═══ RECORDS PROVIDED ═══
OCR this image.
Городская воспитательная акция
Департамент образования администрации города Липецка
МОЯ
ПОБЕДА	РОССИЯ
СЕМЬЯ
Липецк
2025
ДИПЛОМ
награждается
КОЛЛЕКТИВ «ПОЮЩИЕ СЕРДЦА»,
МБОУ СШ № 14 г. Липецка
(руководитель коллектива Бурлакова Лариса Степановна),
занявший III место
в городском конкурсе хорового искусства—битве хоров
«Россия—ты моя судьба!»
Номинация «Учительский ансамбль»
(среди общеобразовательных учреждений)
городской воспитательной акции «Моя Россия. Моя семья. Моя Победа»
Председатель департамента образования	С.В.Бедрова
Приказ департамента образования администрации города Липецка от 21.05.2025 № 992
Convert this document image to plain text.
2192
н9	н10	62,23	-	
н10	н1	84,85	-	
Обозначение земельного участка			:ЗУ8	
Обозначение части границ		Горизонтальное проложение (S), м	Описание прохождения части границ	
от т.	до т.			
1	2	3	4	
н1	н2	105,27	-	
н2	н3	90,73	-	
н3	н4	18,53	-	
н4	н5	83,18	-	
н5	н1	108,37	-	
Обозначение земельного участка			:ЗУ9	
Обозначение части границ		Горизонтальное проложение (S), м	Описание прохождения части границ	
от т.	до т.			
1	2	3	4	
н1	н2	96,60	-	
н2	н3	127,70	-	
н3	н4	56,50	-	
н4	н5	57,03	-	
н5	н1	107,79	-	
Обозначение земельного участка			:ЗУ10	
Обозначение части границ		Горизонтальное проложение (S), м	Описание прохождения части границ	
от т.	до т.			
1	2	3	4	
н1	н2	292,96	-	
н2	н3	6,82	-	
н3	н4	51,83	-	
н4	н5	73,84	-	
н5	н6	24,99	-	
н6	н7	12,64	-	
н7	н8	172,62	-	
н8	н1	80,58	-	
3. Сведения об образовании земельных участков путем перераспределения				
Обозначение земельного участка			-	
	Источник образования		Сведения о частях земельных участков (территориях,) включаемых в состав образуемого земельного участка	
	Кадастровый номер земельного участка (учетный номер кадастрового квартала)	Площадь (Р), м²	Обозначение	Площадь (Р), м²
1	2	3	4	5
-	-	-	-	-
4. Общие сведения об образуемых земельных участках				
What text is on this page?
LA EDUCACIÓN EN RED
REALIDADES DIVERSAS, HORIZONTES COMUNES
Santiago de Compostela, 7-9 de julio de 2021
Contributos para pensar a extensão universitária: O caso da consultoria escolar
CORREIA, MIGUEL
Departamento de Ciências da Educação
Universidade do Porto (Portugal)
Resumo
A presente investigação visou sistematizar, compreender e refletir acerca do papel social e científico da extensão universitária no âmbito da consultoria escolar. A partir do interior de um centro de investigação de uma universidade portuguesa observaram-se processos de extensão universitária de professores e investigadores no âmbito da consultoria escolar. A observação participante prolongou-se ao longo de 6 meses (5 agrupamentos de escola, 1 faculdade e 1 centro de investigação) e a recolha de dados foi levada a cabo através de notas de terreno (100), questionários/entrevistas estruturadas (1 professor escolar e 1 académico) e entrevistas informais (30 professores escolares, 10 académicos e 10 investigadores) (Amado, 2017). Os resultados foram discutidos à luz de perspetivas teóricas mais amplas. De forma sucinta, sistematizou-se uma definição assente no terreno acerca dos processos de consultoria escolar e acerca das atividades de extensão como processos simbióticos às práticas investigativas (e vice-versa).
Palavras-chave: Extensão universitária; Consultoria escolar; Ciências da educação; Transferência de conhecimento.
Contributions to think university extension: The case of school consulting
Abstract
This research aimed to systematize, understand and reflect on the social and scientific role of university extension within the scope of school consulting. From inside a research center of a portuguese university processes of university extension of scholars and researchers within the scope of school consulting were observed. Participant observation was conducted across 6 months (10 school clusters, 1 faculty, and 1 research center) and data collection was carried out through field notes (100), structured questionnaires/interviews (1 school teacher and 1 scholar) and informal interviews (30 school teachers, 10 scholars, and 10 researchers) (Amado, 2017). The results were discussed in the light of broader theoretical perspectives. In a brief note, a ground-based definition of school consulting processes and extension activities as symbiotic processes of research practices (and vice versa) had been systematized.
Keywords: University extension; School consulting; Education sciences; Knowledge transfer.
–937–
═══
WHAT THE EXERCISE ASKS: Return every line exactly.

REPLY:
OCR this image.
Городская воспитательная акция
Департамент образования администрации города Липецка
МОЯ
ПОБЕДА	РОССИЯ
СЕМЬЯ
Липецк
2025
ДИПЛОМ
награждается
КОЛЛЕКТИВ «ПОЮЩИЕ СЕРДЦА»,
МБОУ СШ № 14 г. Липецка
(руководитель коллектива Бурлакова Лариса Степановна),
занявший III место
в городском конкурсе хорового искусства—битве хоров
«Россия—ты моя судьба!»
Номинация «Учительский ансамбль»
(среди общеобразовательных учреждений)
городской воспитательной акции «Моя Россия. Моя семья. Моя Победа»
Председатель департамента образования	С.В.Бедрова
Приказ департамента образования администрации города Липецка от 21.05.2025 № 992
Convert this document image to plain text.
2192
н9	н10	62,23	-	
н10	н1	84,85	-	
Обозначение земельного участка			:ЗУ8	
Обозначение части границ		Горизонтальное проложение (S), м	Описание прохождения части границ	
от т.	до т.			
1	2	3	4	
н1	н2	105,27	-	
н2	н3	90,73	-	
н3	н4	18,53	-	
н4	н5	83,18	-	
н5	н1	108,37	-	
Обозначение земельного участка			:ЗУ9	
Обозначение части границ		Горизонтальное проложение (S), м	Описание прохождения части границ	
от т.	до т.			
1	2	3	4	
н1	н2	96,60	-	
н2	н3	127,70	-	
н3	н4	56,50	-	
н4	н5	57,03	-	
н5	н1	107,79	-	
Обозначение земельного участка			:ЗУ10	
Обозначение части границ		Горизонтальное проложение (S), м	Описание прохождения части границ	
от т.	до т.			
1	2	3	4	
н1	н2	292,96	-	
н2	н3	6,82	-	
н3	н4	51,83	-	
н4	н5	73,84	-	
н5	н6	24,99	-	
н6	н7	12,64	-	
н7	н8	172,62	-	
н8	н1	80,58	-	
3. Сведения об образовании земельных участков путем перераспределения				
Обозначение земельного участка			-	
	Источник образования		Сведения о частях земельных участков (территориях,) включаемых в состав образуемого земельного участка	
	Кадастровый номер земельного участка (учетный номер кадастрового квартала)	Площадь (Р), м²	Обозначение	Площадь (Р), м²
1	2	3	4	5
-	-	-	-	-
4. Общие сведения об образуемых земельных участках				
What text is on this page?
LA EDUCACIÓN EN RED
REALIDADES DIVERSAS, HORIZONTES COMUNES
Santiago de Compostela, 7-9 de julio de 2021
Contributos para pensar a extensão universitária: O caso da consultoria escolar
CORREIA, MIGUEL
Departamento de Ciências da Educação
Universidade do Porto (Portugal)
Resumo
A presente investigação visou sistematizar, compreender e refletir acerca do papel social e científico da extensão universitária no âmbito da consultoria escolar. A partir do interior de um centro de investigação de uma universidade portuguesa observaram-se processos de extensão universitária de professores e investigadores no âmbito da consultoria escolar. A observação participante prolongou-se ao longo de 6 meses (5 agrupamentos de escola, 1 faculdade e 1 centro de investigação) e a recolha de dados foi levada a cabo através de notas de terreno (100), questionários/entrevistas estruturadas (1 professor escolar e 1 académico) e entrevistas informais (30 professores escolares, 10 académicos e 10 investigadores) (Amado, 2017). Os resultados foram discutidos à luz de perspetivas teóricas mais amplas. De forma sucinta, sistematizou-se uma definição assente no terreno acerca dos processos de consultoria escolar e acerca das atividades de extensão como processos simbióticos às práticas investigativas (e vice-versa).
Palavras-chave: Extensão universitária; Consultoria escolar; Ciências da educação; Transferência de conhecimento.
Contributions to think university extension: The case of school consulting
Abstract
This research aimed to systematize, understand and reflect on the social and scientific role of university extension within the scope of school consulting. From inside a research center of a portuguese university processes of university extension of scholars and researchers within the scope of school consulting were observed. Participant observation was conducted across 6 months (10 school clusters, 1 faculty, and 1 research center) and data collection was carried out through field notes (100), structured questionnaires/interviews (1 school teacher and 1 scholar) and informal interviews (30 school teachers, 10 scholars, and 10 researchers) (Amado, 2017). The results were discussed in the light of broader theoretical perspectives. In a brief note, a ground-based definition of school consulting processes and extension activities as symbiotic processes of research practices (and vice versa) had been systematized.
Keywords: University extension; School consulting; Education sciences; Knowledge transfer.
–937–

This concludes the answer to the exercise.